* **TASK TO CARRY OUT**
Images are excluded; otherwise, output every record exactly.

* **MATERIAL PROVIDED**
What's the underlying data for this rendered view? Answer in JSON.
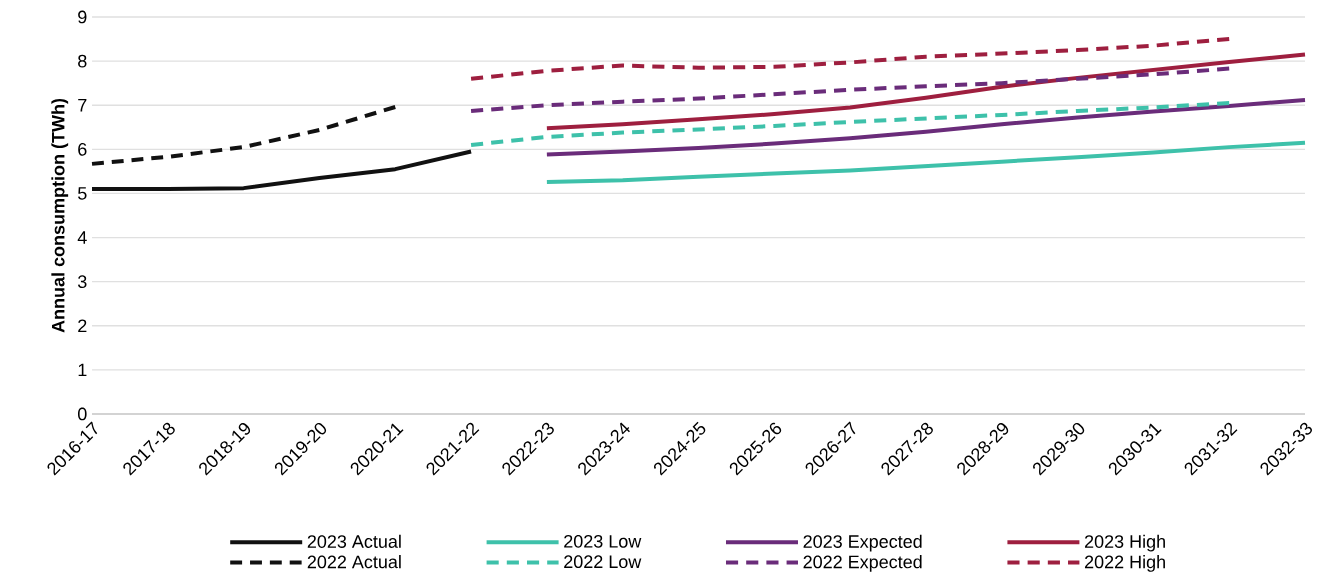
{
  "chart_data": {
    "type": "line",
    "ylabel": "Annual consumption (TWh)",
    "categories": [
      "2016-17",
      "2017-18",
      "2018-19",
      "2019-20",
      "2020-21",
      "2021-22",
      "2022-23",
      "2023-24",
      "2024-25",
      "2025-26",
      "2026-27",
      "2027-28",
      "2028-29",
      "2029-30",
      "2030-31",
      "2031-32",
      "2032-33"
    ],
    "ylim": [
      0,
      9
    ],
    "yticks": [
      0,
      1,
      2,
      3,
      4,
      5,
      6,
      7,
      8,
      9
    ],
    "grid": "y",
    "legend": "bottom",
    "series": [
      {
        "name": "2023 Actual",
        "color": "#111111",
        "line_style": "solid",
        "values": [
          5.1,
          5.1,
          5.12,
          5.35,
          5.55,
          5.95,
          null,
          null,
          null,
          null,
          null,
          null,
          null,
          null,
          null,
          null,
          null
        ]
      },
      {
        "name": "2023 Low",
        "color": "#3ec1aa",
        "line_style": "solid",
        "values": [
          null,
          null,
          null,
          null,
          null,
          null,
          5.26,
          5.3,
          5.38,
          5.45,
          5.52,
          5.62,
          5.72,
          5.82,
          5.93,
          6.05,
          6.15
        ]
      },
      {
        "name": "2023 Expected",
        "color": "#6a2c7a",
        "line_style": "solid",
        "values": [
          null,
          null,
          null,
          null,
          null,
          null,
          5.88,
          5.95,
          6.03,
          6.13,
          6.25,
          6.4,
          6.57,
          6.72,
          6.86,
          6.98,
          7.12
        ]
      },
      {
        "name": "2023 High",
        "color": "#9e1f3f",
        "line_style": "solid",
        "values": [
          null,
          null,
          null,
          null,
          null,
          null,
          6.48,
          6.57,
          6.68,
          6.8,
          6.95,
          7.17,
          7.42,
          7.62,
          7.8,
          7.98,
          8.15
        ]
      },
      {
        "name": "2022 Actual",
        "color": "#111111",
        "line_style": "dashed",
        "values": [
          5.67,
          5.83,
          6.05,
          6.44,
          6.96,
          null,
          null,
          null,
          null,
          null,
          null,
          null,
          null,
          null,
          null,
          null,
          null
        ]
      },
      {
        "name": "2022 Low",
        "color": "#3ec1aa",
        "line_style": "dashed",
        "values": [
          null,
          null,
          null,
          null,
          null,
          6.1,
          6.28,
          6.38,
          6.45,
          6.53,
          6.62,
          6.7,
          6.78,
          6.87,
          6.95,
          7.05,
          null
        ]
      },
      {
        "name": "2022 Expected",
        "color": "#6a2c7a",
        "line_style": "dashed",
        "values": [
          null,
          null,
          null,
          null,
          null,
          6.87,
          7.0,
          7.08,
          7.15,
          7.25,
          7.35,
          7.43,
          7.5,
          7.6,
          7.7,
          7.83,
          null
        ]
      },
      {
        "name": "2022 High",
        "color": "#9e1f3f",
        "line_style": "dashed",
        "values": [
          null,
          null,
          null,
          null,
          null,
          7.6,
          7.78,
          7.9,
          7.85,
          7.87,
          7.97,
          8.1,
          8.17,
          8.25,
          8.35,
          8.5,
          null
        ]
      }
    ]
  }
}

* **WRITTEN SOLUTION**
What's the underlying data for this rendered view? Answer in JSON.
{
  "chart_data": {
    "type": "line",
    "ylabel": "Annual consumption (TWh)",
    "categories": [
      "2016-17",
      "2017-18",
      "2018-19",
      "2019-20",
      "2020-21",
      "2021-22",
      "2022-23",
      "2023-24",
      "2024-25",
      "2025-26",
      "2026-27",
      "2027-28",
      "2028-29",
      "2029-30",
      "2030-31",
      "2031-32",
      "2032-33"
    ],
    "ylim": [
      0,
      9
    ],
    "yticks": [
      0,
      1,
      2,
      3,
      4,
      5,
      6,
      7,
      8,
      9
    ],
    "grid": "y",
    "legend": "bottom",
    "series": [
      {
        "name": "2023 Actual",
        "color": "#111111",
        "line_style": "solid",
        "values": [
          5.1,
          5.1,
          5.12,
          5.35,
          5.55,
          5.95,
          null,
          null,
          null,
          null,
          null,
          null,
          null,
          null,
          null,
          null,
          null
        ]
      },
      {
        "name": "2023 Low",
        "color": "#3ec1aa",
        "line_style": "solid",
        "values": [
          null,
          null,
          null,
          null,
          null,
          null,
          5.26,
          5.3,
          5.38,
          5.45,
          5.52,
          5.62,
          5.72,
          5.82,
          5.93,
          6.05,
          6.15
        ]
      },
      {
        "name": "2023 Expected",
        "color": "#6a2c7a",
        "line_style": "solid",
        "values": [
          null,
          null,
          null,
          null,
          null,
          null,
          5.88,
          5.95,
          6.03,
          6.13,
          6.25,
          6.4,
          6.57,
          6.72,
          6.86,
          6.98,
          7.12
        ]
      },
      {
        "name": "2023 High",
        "color": "#9e1f3f",
        "line_style": "solid",
        "values": [
          null,
          null,
          null,
          null,
          null,
          null,
          6.48,
          6.57,
          6.68,
          6.8,
          6.95,
          7.17,
          7.42,
          7.62,
          7.8,
          7.98,
          8.15
        ]
      },
      {
        "name": "2022 Actual",
        "color": "#111111",
        "line_style": "dashed",
        "values": [
          5.67,
          5.83,
          6.05,
          6.44,
          6.96,
          null,
          null,
          null,
          null,
          null,
          null,
          null,
          null,
          null,
          null,
          null,
          null
        ]
      },
      {
        "name": "2022 Low",
        "color": "#3ec1aa",
        "line_style": "dashed",
        "values": [
          null,
          null,
          null,
          null,
          null,
          6.1,
          6.28,
          6.38,
          6.45,
          6.53,
          6.62,
          6.7,
          6.78,
          6.87,
          6.95,
          7.05,
          null
        ]
      },
      {
        "name": "2022 Expected",
        "color": "#6a2c7a",
        "line_style": "dashed",
        "values": [
          null,
          null,
          null,
          null,
          null,
          6.87,
          7.0,
          7.08,
          7.15,
          7.25,
          7.35,
          7.43,
          7.5,
          7.6,
          7.7,
          7.83,
          null
        ]
      },
      {
        "name": "2022 High",
        "color": "#9e1f3f",
        "line_style": "dashed",
        "values": [
          null,
          null,
          null,
          null,
          null,
          7.6,
          7.78,
          7.9,
          7.85,
          7.87,
          7.97,
          8.1,
          8.17,
          8.25,
          8.35,
          8.5,
          null
        ]
      }
    ]
  }
}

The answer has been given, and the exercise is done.